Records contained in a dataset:
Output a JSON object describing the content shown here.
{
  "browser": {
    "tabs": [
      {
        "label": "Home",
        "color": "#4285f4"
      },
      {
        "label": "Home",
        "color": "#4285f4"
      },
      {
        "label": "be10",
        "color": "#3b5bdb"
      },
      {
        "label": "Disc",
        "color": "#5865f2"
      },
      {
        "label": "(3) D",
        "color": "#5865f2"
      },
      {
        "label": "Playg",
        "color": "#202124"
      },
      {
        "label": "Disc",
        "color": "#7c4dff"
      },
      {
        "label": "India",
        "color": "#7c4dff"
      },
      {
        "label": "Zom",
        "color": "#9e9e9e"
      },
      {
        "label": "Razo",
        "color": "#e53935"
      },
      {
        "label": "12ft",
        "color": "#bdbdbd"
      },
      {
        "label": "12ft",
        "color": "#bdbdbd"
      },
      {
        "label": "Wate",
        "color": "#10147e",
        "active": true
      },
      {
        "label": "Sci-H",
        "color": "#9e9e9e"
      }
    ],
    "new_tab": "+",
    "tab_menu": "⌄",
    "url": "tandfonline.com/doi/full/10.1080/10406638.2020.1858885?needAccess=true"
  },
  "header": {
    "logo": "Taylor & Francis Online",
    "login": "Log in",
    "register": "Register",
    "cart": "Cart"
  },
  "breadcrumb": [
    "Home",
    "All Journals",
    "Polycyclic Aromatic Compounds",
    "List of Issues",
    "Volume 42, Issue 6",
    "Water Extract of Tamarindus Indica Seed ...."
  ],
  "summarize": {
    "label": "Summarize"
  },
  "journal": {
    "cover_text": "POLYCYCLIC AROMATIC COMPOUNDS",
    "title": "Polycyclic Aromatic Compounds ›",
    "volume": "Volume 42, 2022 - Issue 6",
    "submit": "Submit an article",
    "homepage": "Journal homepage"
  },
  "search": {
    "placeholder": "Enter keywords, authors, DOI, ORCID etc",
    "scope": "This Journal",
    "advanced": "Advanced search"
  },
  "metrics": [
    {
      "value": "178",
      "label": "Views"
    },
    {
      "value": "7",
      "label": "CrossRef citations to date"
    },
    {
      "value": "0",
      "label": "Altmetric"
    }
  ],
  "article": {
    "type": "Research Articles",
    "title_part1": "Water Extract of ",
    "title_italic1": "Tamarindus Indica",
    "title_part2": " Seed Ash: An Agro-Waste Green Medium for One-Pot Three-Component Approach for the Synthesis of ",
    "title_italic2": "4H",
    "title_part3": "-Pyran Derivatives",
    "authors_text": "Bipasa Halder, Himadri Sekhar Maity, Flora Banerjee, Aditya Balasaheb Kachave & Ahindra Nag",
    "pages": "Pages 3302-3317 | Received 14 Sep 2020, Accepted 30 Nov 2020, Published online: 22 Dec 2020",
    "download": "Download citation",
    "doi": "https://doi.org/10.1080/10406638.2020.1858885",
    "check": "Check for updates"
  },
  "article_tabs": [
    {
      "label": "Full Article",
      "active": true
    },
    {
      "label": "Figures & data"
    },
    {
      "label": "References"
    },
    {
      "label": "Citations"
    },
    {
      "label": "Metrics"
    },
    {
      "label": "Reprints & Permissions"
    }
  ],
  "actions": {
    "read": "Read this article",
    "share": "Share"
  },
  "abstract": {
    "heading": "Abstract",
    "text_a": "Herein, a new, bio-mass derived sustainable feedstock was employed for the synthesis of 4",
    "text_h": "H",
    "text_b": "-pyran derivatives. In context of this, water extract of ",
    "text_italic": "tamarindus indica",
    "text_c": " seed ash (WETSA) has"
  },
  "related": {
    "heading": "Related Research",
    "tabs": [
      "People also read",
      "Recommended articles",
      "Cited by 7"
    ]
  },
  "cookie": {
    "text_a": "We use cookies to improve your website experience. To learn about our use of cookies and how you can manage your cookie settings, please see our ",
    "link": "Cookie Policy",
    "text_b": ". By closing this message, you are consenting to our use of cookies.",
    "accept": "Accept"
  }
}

» **STATED PROBLEM**: Write out each line of the data above again, exactly as given.

» **WRITTEN ANSWER**:
Output a JSON object describing the content shown here.
{
  "browser": {
    "tabs": [
      {
        "label": "Home",
        "color": "#4285f4"
      },
      {
        "label": "Home",
        "color": "#4285f4"
      },
      {
        "label": "be10",
        "color": "#3b5bdb"
      },
      {
        "label": "Disc",
        "color": "#5865f2"
      },
      {
        "label": "(3) D",
        "color": "#5865f2"
      },
      {
        "label": "Playg",
        "color": "#202124"
      },
      {
        "label": "Disc",
        "color": "#7c4dff"
      },
      {
        "label": "India",
        "color": "#7c4dff"
      },
      {
        "label": "Zom",
        "color": "#9e9e9e"
      },
      {
        "label": "Razo",
        "color": "#e53935"
      },
      {
        "label": "12ft",
        "color": "#bdbdbd"
      },
      {
        "label": "12ft",
        "color": "#bdbdbd"
      },
      {
        "label": "Wate",
        "color": "#10147e",
        "active": true
      },
      {
        "label": "Sci-H",
        "color": "#9e9e9e"
      }
    ],
    "new_tab": "+",
    "tab_menu": "⌄",
    "url": "tandfonline.com/doi/full/10.1080/10406638.2020.1858885?needAccess=true"
  },
  "header": {
    "logo": "Taylor & Francis Online",
    "login": "Log in",
    "register": "Register",
    "cart": "Cart"
  },
  "breadcrumb": [
    "Home",
    "All Journals",
    "Polycyclic Aromatic Compounds",
    "List of Issues",
    "Volume 42, Issue 6",
    "Water Extract of Tamarindus Indica Seed ...."
  ],
  "summarize": {
    "label": "Summarize"
  },
  "journal": {
    "cover_text": "POLYCYCLIC AROMATIC COMPOUNDS",
    "title": "Polycyclic Aromatic Compounds ›",
    "volume": "Volume 42, 2022 - Issue 6",
    "submit": "Submit an article",
    "homepage": "Journal homepage"
  },
  "search": {
    "placeholder": "Enter keywords, authors, DOI, ORCID etc",
    "scope": "This Journal",
    "advanced": "Advanced search"
  },
  "metrics": [
    {
      "value": "178",
      "label": "Views"
    },
    {
      "value": "7",
      "label": "CrossRef citations to date"
    },
    {
      "value": "0",
      "label": "Altmetric"
    }
  ],
  "article": {
    "type": "Research Articles",
    "title_part1": "Water Extract of ",
    "title_italic1": "Tamarindus Indica",
    "title_part2": " Seed Ash: An Agro-Waste Green Medium for One-Pot Three-Component Approach for the Synthesis of ",
    "title_italic2": "4H",
    "title_part3": "-Pyran Derivatives",
    "authors_text": "Bipasa Halder, Himadri Sekhar Maity, Flora Banerjee, Aditya Balasaheb Kachave & Ahindra Nag",
    "pages": "Pages 3302-3317 | Received 14 Sep 2020, Accepted 30 Nov 2020, Published online: 22 Dec 2020",
    "download": "Download citation",
    "doi": "https://doi.org/10.1080/10406638.2020.1858885",
    "check": "Check for updates"
  },
  "article_tabs": [
    {
      "label": "Full Article",
      "active": true
    },
    {
      "label": "Figures & data"
    },
    {
      "label": "References"
    },
    {
      "label": "Citations"
    },
    {
      "label": "Metrics"
    },
    {
      "label": "Reprints & Permissions"
    }
  ],
  "actions": {
    "read": "Read this article",
    "share": "Share"
  },
  "abstract": {
    "heading": "Abstract",
    "text_a": "Herein, a new, bio-mass derived sustainable feedstock was employed for the synthesis of 4",
    "text_h": "H",
    "text_b": "-pyran derivatives. In context of this, water extract of ",
    "text_italic": "tamarindus indica",
    "text_c": " seed ash (WETSA) has"
  },
  "related": {
    "heading": "Related Research",
    "tabs": [
      "People also read",
      "Recommended articles",
      "Cited by 7"
    ]
  },
  "cookie": {
    "text_a": "We use cookies to improve your website experience. To learn about our use of cookies and how you can manage your cookie settings, please see our ",
    "link": "Cookie Policy",
    "text_b": ". By closing this message, you are consenting to our use of cookies.",
    "accept": "Accept"
  }
}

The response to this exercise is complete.